## Recorded data

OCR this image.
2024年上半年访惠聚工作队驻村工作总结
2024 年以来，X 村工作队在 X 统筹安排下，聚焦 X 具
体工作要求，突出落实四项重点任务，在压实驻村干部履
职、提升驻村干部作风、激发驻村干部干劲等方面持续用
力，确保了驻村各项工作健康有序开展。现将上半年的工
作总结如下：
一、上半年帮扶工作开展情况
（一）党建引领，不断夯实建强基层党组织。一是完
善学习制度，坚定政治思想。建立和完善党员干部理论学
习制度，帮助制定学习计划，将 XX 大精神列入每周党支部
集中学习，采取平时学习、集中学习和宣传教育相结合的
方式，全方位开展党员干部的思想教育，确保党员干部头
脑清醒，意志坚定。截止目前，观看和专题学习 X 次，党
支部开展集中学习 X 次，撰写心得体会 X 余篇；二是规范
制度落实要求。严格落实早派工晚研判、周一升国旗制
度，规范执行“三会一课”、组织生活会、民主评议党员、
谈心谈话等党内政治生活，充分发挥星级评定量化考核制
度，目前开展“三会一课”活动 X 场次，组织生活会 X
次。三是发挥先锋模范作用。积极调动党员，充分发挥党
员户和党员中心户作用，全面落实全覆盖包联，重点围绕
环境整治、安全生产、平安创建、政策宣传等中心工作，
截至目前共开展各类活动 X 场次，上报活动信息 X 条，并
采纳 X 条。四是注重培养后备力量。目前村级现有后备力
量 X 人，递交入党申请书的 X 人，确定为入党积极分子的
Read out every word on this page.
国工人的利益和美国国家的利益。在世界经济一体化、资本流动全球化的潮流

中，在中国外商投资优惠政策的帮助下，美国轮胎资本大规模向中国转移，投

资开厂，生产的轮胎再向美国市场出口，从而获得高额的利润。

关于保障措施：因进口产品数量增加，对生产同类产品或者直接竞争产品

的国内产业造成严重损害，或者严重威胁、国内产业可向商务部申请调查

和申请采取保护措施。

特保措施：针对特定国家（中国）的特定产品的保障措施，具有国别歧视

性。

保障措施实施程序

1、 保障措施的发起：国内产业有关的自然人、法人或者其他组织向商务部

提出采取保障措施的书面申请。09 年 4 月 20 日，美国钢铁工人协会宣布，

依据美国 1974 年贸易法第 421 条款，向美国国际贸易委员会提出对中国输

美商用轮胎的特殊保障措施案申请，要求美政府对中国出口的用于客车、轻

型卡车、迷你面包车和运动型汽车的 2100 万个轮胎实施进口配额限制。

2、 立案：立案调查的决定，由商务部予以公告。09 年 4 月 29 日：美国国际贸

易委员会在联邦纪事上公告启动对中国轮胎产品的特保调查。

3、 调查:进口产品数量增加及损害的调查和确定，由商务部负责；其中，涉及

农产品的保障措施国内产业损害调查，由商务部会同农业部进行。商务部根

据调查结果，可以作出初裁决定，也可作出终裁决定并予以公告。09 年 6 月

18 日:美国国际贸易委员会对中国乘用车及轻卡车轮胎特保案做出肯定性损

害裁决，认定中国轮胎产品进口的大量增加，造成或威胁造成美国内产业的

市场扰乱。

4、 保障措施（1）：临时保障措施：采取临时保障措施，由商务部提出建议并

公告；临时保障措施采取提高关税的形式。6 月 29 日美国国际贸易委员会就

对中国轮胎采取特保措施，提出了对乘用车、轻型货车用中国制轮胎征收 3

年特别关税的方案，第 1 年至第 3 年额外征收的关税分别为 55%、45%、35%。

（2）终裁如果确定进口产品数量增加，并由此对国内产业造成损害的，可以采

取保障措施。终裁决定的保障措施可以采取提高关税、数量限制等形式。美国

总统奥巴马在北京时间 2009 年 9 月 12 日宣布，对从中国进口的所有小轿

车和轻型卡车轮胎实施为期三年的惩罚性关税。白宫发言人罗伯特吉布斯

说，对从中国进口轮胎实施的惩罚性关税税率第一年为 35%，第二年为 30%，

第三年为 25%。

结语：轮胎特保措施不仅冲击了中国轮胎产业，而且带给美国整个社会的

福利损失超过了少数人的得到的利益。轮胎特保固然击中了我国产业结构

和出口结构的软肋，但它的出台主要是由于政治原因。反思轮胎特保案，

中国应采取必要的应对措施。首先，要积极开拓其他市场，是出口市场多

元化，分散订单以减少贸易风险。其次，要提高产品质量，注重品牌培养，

## WHAT YOU NEED TO DO
Transcribe all of the material exactly. Omit nothing.

## TASK OUTPUT
OCR this image.
2024年上半年访惠聚工作队驻村工作总结
2024 年以来，X 村工作队在 X 统筹安排下，聚焦 X 具
体工作要求，突出落实四项重点任务，在压实驻村干部履
职、提升驻村干部作风、激发驻村干部干劲等方面持续用
力，确保了驻村各项工作健康有序开展。现将上半年的工
作总结如下：
一、上半年帮扶工作开展情况
（一）党建引领，不断夯实建强基层党组织。一是完
善学习制度，坚定政治思想。建立和完善党员干部理论学
习制度，帮助制定学习计划，将 XX 大精神列入每周党支部
集中学习，采取平时学习、集中学习和宣传教育相结合的
方式，全方位开展党员干部的思想教育，确保党员干部头
脑清醒，意志坚定。截止目前，观看和专题学习 X 次，党
支部开展集中学习 X 次，撰写心得体会 X 余篇；二是规范
制度落实要求。严格落实早派工晚研判、周一升国旗制
度，规范执行“三会一课”、组织生活会、民主评议党员、
谈心谈话等党内政治生活，充分发挥星级评定量化考核制
度，目前开展“三会一课”活动 X 场次，组织生活会 X
次。三是发挥先锋模范作用。积极调动党员，充分发挥党
员户和党员中心户作用，全面落实全覆盖包联，重点围绕
环境整治、安全生产、平安创建、政策宣传等中心工作，
截至目前共开展各类活动 X 场次，上报活动信息 X 条，并
采纳 X 条。四是注重培养后备力量。目前村级现有后备力
量 X 人，递交入党申请书的 X 人，确定为入党积极分子的
Read out every word on this page.
国工人的利益和美国国家的利益。在世界经济一体化、资本流动全球化的潮流

中，在中国外商投资优惠政策的帮助下，美国轮胎资本大规模向中国转移，投

资开厂，生产的轮胎再向美国市场出口，从而获得高额的利润。

关于保障措施：因进口产品数量增加，对生产同类产品或者直接竞争产品

的国内产业造成严重损害，或者严重威胁、国内产业可向商务部申请调查

和申请采取保护措施。

特保措施：针对特定国家（中国）的特定产品的保障措施，具有国别歧视

性。

保障措施实施程序

1、 保障措施的发起：国内产业有关的自然人、法人或者其他组织向商务部

提出采取保障措施的书面申请。09 年 4 月 20 日，美国钢铁工人协会宣布，

依据美国 1974 年贸易法第 421 条款，向美国国际贸易委员会提出对中国输

美商用轮胎的特殊保障措施案申请，要求美政府对中国出口的用于客车、轻

型卡车、迷你面包车和运动型汽车的 2100 万个轮胎实施进口配额限制。

2、 立案：立案调查的决定，由商务部予以公告。09 年 4 月 29 日：美国国际贸

易委员会在联邦纪事上公告启动对中国轮胎产品的特保调查。

3、 调查:进口产品数量增加及损害的调查和确定，由商务部负责；其中，涉及

农产品的保障措施国内产业损害调查，由商务部会同农业部进行。商务部根

据调查结果，可以作出初裁决定，也可作出终裁决定并予以公告。09 年 6 月

18 日:美国国际贸易委员会对中国乘用车及轻卡车轮胎特保案做出肯定性损

害裁决，认定中国轮胎产品进口的大量增加，造成或威胁造成美国内产业的

市场扰乱。

4、 保障措施（1）：临时保障措施：采取临时保障措施，由商务部提出建议并

公告；临时保障措施采取提高关税的形式。6 月 29 日美国国际贸易委员会就

对中国轮胎采取特保措施，提出了对乘用车、轻型货车用中国制轮胎征收 3

年特别关税的方案，第 1 年至第 3 年额外征收的关税分别为 55%、45%、35%。

（2）终裁如果确定进口产品数量增加，并由此对国内产业造成损害的，可以采

取保障措施。终裁决定的保障措施可以采取提高关税、数量限制等形式。美国

总统奥巴马在北京时间 2009 年 9 月 12 日宣布，对从中国进口的所有小轿

车和轻型卡车轮胎实施为期三年的惩罚性关税。白宫发言人罗伯特吉布斯

说，对从中国进口轮胎实施的惩罚性关税税率第一年为 35%，第二年为 30%，

第三年为 25%。

结语：轮胎特保措施不仅冲击了中国轮胎产业，而且带给美国整个社会的

福利损失超过了少数人的得到的利益。轮胎特保固然击中了我国产业结构

和出口结构的软肋，但它的出台主要是由于政治原因。反思轮胎特保案，

中国应采取必要的应对措施。首先，要积极开拓其他市场，是出口市场多

元化，分散订单以减少贸易风险。其次，要提高产品质量，注重品牌培养，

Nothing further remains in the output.